▶ [Task] Do any lines in the data below contain "dough"? If so, copy every one of them.

(Source records)
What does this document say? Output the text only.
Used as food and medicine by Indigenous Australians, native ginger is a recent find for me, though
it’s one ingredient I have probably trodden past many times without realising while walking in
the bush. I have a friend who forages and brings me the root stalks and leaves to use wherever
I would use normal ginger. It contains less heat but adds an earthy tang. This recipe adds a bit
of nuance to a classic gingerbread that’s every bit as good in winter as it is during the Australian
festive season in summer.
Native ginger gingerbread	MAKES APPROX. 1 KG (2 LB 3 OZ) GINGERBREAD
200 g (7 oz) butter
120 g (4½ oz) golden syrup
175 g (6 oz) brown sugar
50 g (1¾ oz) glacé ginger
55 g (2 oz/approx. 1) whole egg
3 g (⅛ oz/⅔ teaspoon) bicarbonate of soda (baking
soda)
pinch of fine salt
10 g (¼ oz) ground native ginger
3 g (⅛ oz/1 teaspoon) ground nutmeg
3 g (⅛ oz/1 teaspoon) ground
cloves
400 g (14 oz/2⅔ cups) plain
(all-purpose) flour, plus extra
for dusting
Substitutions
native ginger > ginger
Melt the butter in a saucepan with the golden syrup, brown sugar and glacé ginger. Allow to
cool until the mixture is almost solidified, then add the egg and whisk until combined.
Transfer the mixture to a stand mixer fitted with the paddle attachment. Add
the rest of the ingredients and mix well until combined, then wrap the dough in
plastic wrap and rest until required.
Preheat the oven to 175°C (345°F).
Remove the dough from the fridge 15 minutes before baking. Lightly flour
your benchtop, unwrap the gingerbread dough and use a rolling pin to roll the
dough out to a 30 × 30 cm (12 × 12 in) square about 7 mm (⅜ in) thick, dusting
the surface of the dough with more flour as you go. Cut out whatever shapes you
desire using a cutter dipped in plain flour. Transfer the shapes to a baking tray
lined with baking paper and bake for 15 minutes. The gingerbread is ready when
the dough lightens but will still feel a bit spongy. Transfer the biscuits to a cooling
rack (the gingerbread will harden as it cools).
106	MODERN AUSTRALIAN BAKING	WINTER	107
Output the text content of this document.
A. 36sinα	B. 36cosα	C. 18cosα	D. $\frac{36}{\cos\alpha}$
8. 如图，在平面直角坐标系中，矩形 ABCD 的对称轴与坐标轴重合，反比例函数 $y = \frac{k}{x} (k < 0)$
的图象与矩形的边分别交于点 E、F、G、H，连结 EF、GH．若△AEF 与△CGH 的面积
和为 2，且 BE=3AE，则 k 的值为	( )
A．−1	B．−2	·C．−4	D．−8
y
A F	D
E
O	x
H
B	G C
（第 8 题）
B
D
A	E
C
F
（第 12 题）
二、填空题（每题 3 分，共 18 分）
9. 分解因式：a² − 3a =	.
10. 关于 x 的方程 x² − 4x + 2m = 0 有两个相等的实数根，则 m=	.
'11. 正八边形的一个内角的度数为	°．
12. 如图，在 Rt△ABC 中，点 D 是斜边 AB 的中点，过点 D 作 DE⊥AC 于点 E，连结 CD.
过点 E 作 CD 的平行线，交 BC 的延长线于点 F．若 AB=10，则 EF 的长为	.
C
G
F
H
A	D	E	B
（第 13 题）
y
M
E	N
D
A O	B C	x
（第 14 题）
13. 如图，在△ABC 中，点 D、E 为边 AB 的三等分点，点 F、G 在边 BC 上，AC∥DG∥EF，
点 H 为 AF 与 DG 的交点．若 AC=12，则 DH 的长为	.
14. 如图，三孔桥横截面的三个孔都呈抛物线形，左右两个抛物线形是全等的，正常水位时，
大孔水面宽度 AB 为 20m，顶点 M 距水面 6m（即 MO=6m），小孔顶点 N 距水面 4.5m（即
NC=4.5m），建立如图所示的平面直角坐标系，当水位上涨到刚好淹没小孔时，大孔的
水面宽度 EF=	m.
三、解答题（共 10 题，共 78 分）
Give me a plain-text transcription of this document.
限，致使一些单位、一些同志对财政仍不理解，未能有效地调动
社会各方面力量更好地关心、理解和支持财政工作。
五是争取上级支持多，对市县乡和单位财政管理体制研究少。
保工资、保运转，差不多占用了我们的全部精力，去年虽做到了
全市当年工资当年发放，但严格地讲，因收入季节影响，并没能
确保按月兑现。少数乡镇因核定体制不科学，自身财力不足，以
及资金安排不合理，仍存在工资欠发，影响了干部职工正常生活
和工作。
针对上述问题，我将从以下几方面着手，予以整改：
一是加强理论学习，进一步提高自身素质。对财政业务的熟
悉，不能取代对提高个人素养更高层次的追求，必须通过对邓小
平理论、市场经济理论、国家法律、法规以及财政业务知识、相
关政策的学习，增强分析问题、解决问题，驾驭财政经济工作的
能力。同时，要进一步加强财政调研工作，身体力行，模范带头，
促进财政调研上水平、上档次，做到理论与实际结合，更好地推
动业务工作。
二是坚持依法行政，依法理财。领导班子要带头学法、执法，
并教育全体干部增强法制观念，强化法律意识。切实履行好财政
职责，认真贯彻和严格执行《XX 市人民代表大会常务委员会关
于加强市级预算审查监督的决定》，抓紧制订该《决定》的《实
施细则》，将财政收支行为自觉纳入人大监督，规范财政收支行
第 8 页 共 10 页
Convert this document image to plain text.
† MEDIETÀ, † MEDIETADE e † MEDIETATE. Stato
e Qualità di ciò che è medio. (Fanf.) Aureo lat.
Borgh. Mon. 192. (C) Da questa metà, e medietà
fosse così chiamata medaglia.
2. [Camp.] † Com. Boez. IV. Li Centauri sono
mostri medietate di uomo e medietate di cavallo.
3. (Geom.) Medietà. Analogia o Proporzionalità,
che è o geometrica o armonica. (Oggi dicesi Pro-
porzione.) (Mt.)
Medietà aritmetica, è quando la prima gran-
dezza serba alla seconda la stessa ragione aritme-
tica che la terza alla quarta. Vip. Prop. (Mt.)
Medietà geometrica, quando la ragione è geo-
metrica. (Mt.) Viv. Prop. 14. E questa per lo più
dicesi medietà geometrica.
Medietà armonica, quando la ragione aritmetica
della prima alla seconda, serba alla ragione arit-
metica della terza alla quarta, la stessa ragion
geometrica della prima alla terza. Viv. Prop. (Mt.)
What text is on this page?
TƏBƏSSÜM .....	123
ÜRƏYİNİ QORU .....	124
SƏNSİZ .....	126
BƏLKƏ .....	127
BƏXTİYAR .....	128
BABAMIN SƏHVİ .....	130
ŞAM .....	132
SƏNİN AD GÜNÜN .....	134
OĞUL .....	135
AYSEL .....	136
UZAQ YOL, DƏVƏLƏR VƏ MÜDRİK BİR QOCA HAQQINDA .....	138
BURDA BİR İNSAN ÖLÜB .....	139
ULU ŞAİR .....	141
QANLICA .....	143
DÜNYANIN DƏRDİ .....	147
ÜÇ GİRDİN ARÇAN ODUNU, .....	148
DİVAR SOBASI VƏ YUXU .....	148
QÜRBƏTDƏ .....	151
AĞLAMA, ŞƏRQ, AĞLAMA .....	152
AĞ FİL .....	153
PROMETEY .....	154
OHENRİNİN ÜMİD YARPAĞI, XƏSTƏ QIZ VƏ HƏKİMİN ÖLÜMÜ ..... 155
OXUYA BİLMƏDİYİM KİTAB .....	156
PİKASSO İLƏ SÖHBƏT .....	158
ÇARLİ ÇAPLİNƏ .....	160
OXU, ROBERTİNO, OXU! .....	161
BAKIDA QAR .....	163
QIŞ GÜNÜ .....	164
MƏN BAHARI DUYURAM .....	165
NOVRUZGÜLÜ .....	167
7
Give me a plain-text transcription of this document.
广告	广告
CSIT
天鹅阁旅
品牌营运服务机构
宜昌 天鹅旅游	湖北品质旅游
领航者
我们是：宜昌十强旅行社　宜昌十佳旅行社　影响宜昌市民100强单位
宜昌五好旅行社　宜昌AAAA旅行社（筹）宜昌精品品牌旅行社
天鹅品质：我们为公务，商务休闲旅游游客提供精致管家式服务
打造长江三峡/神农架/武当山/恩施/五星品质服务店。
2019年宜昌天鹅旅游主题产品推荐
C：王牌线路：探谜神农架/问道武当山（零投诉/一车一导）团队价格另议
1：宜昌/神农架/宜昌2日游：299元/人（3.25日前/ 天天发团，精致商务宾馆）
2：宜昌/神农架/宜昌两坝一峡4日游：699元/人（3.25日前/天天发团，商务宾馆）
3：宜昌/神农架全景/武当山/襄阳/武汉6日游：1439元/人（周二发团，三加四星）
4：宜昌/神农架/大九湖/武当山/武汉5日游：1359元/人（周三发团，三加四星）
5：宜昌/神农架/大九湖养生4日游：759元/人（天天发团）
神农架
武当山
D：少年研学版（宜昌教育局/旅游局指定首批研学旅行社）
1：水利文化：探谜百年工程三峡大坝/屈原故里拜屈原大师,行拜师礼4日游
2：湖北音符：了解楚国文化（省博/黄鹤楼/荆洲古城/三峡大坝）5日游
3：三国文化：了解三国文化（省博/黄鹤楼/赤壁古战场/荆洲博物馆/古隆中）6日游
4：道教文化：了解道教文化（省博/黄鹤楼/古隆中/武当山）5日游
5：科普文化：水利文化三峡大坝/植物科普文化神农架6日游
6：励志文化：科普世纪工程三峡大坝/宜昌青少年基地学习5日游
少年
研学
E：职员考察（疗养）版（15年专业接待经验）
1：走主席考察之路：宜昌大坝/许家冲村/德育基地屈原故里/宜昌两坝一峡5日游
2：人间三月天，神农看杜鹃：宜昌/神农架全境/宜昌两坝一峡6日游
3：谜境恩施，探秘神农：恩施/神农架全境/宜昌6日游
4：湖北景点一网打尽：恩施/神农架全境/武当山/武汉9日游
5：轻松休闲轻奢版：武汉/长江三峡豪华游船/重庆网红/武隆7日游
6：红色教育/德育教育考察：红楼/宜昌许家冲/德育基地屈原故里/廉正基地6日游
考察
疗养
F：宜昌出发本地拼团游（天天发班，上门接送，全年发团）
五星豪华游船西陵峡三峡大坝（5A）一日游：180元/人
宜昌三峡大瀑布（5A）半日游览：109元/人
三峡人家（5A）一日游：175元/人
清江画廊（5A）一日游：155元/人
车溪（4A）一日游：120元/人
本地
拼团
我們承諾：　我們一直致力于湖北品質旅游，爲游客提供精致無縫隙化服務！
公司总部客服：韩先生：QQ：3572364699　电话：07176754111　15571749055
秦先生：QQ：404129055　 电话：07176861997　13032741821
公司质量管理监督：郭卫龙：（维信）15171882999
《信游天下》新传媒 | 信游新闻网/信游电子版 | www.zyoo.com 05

▶ [Answer to this exercise]
the rest of the ingredients and mix well until combined, then wrap the dough in
Remove the dough from the fridge 15 minutes before baking. Lightly flour
your benchtop, unwrap the gingerbread dough and use a rolling pin to roll the
dough out to a 30 × 30 cm (12 × 12 in) square about 7 mm (⅜ in) thick, dusting
the surface of the dough with more flour as you go. Cut out whatever shapes you
the dough lightens but will still feel a bit spongy. Transfer the biscuits to a cooling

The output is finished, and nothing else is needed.